--- Extracted data ---

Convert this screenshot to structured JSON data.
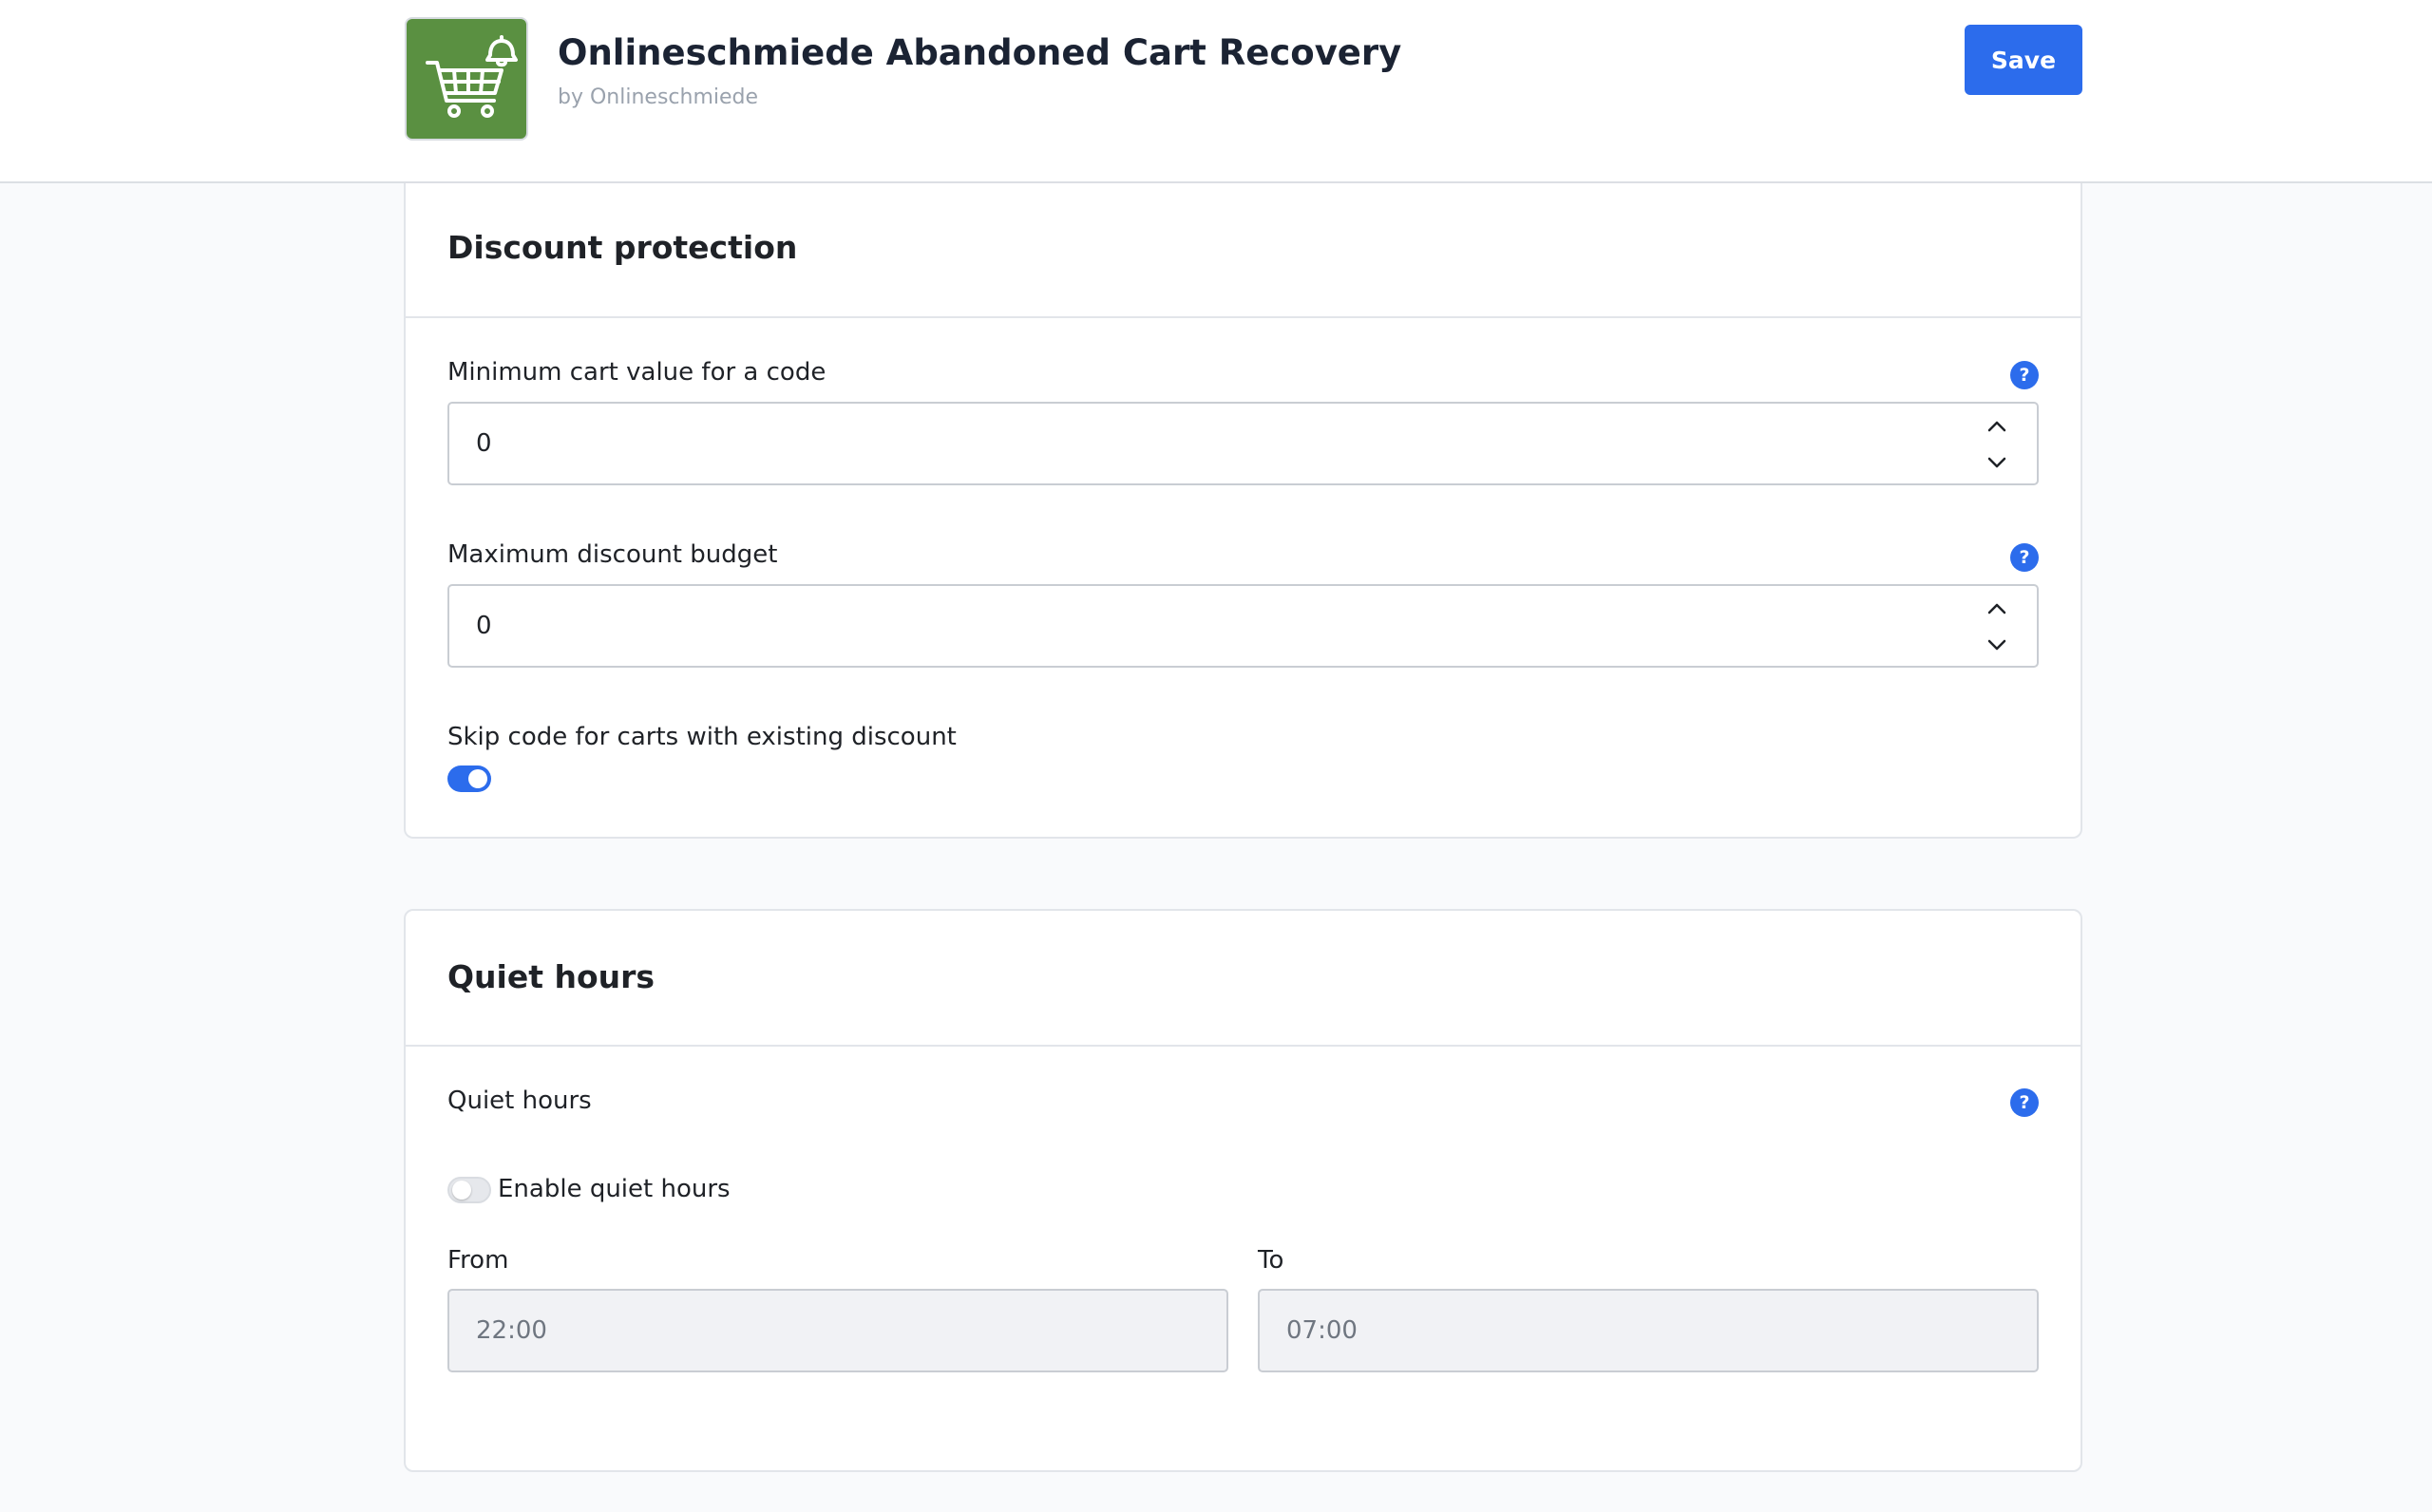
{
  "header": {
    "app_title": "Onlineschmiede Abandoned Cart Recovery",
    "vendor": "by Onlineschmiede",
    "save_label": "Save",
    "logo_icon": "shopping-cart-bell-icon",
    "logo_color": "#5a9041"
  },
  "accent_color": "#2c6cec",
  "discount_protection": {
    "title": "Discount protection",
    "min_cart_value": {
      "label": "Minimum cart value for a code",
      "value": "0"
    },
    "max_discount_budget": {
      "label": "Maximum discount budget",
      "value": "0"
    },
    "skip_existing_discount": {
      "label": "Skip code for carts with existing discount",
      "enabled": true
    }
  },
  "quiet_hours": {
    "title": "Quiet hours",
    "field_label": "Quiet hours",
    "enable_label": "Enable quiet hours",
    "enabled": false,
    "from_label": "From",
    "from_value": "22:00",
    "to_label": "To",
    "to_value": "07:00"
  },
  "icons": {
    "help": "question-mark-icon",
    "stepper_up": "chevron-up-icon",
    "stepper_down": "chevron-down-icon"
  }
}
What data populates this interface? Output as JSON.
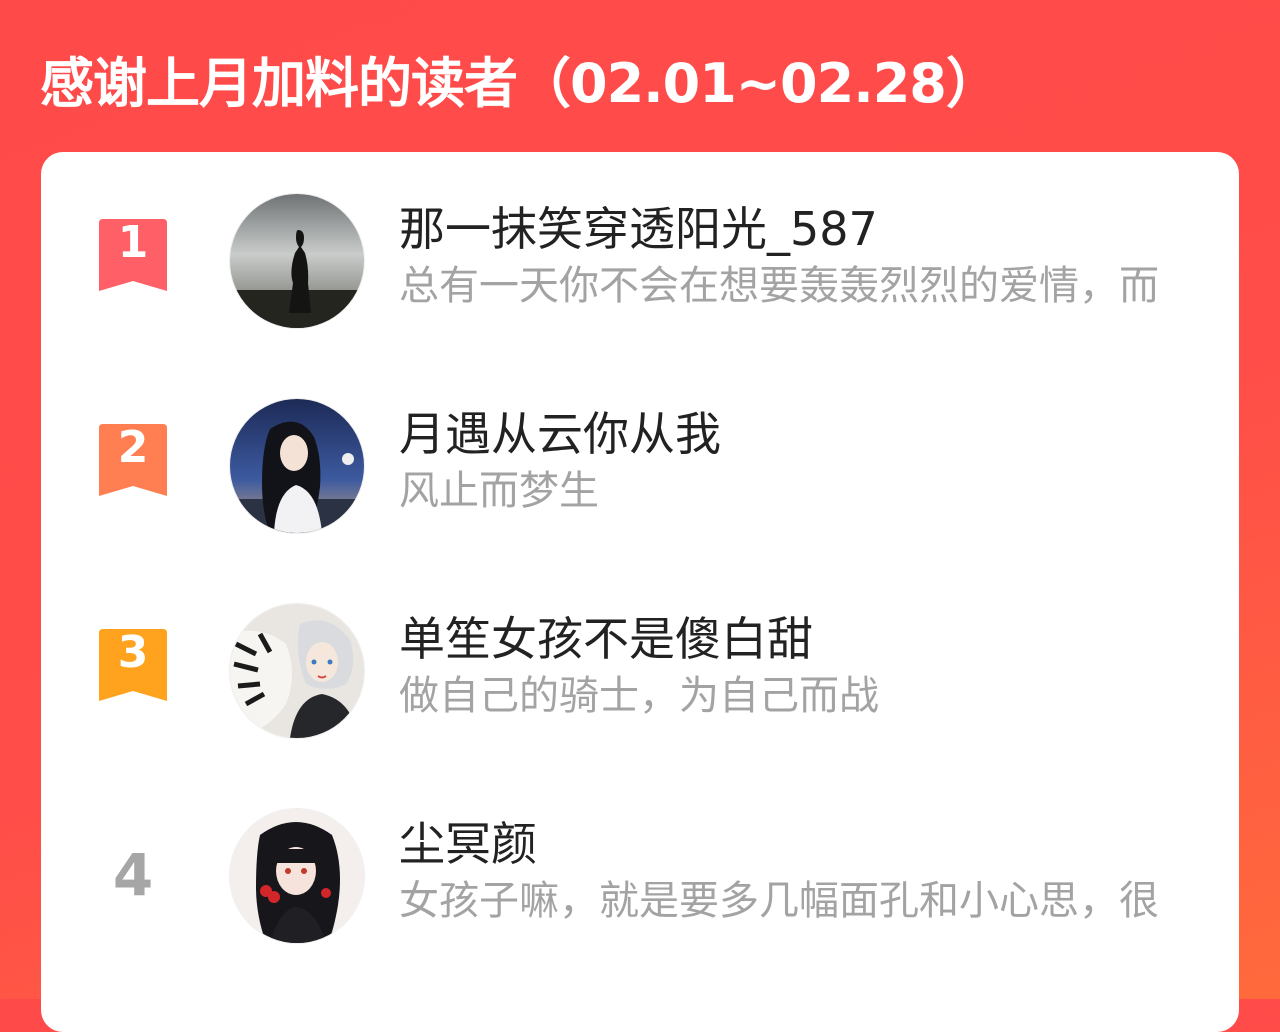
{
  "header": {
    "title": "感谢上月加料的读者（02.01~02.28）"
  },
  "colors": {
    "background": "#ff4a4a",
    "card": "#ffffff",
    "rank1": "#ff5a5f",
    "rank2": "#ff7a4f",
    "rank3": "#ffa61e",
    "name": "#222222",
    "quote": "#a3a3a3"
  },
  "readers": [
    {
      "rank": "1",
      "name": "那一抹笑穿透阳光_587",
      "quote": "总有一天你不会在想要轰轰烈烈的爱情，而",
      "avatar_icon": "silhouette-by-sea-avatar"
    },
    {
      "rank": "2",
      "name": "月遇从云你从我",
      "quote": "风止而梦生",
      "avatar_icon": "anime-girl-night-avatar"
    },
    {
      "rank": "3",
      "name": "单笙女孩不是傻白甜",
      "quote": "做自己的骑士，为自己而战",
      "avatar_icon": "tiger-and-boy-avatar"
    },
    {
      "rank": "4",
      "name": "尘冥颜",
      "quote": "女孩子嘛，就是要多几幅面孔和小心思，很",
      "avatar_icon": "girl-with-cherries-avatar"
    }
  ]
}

---

# Aim of the exercise
Write out the records above once more, word for word, with no pictures.

# In response
Convert this screenshot to structured JSON data.
{
  "header": {
    "app_title": "Onlineschmiede Abandoned Cart Recovery",
    "vendor": "by Onlineschmiede",
    "save_label": "Save",
    "logo_icon": "shopping-cart-bell-icon",
    "logo_color": "#5a9041"
  },
  "accent_color": "#2c6cec",
  "discount_protection": {
    "title": "Discount protection",
    "min_cart_value": {
      "label": "Minimum cart value for a code",
      "value": "0"
    },
    "max_discount_budget": {
      "label": "Maximum discount budget",
      "value": "0"
    },
    "skip_existing_discount": {
      "label": "Skip code for carts with existing discount",
      "enabled": true
    }
  },
  "quiet_hours": {
    "title": "Quiet hours",
    "field_label": "Quiet hours",
    "enable_label": "Enable quiet hours",
    "enabled": false,
    "from_label": "From",
    "from_value": "22:00",
    "to_label": "To",
    "to_value": "07:00"
  },
  "icons": {
    "help": "question-mark-icon",
    "stepper_up": "chevron-up-icon",
    "stepper_down": "chevron-down-icon"
  }
}
What data populates this interface? Output as JSON.
{
  "header": {
    "title": "感谢上月加料的读者（02.01~02.28）"
  },
  "colors": {
    "background": "#ff4a4a",
    "card": "#ffffff",
    "rank1": "#ff5a5f",
    "rank2": "#ff7a4f",
    "rank3": "#ffa61e",
    "name": "#222222",
    "quote": "#a3a3a3"
  },
  "readers": [
    {
      "rank": "1",
      "name": "那一抹笑穿透阳光_587",
      "quote": "总有一天你不会在想要轰轰烈烈的爱情，而",
      "avatar_icon": "silhouette-by-sea-avatar"
    },
    {
      "rank": "2",
      "name": "月遇从云你从我",
      "quote": "风止而梦生",
      "avatar_icon": "anime-girl-night-avatar"
    },
    {
      "rank": "3",
      "name": "单笙女孩不是傻白甜",
      "quote": "做自己的骑士，为自己而战",
      "avatar_icon": "tiger-and-boy-avatar"
    },
    {
      "rank": "4",
      "name": "尘冥颜",
      "quote": "女孩子嘛，就是要多几幅面孔和小心思，很",
      "avatar_icon": "girl-with-cherries-avatar"
    }
  ]
}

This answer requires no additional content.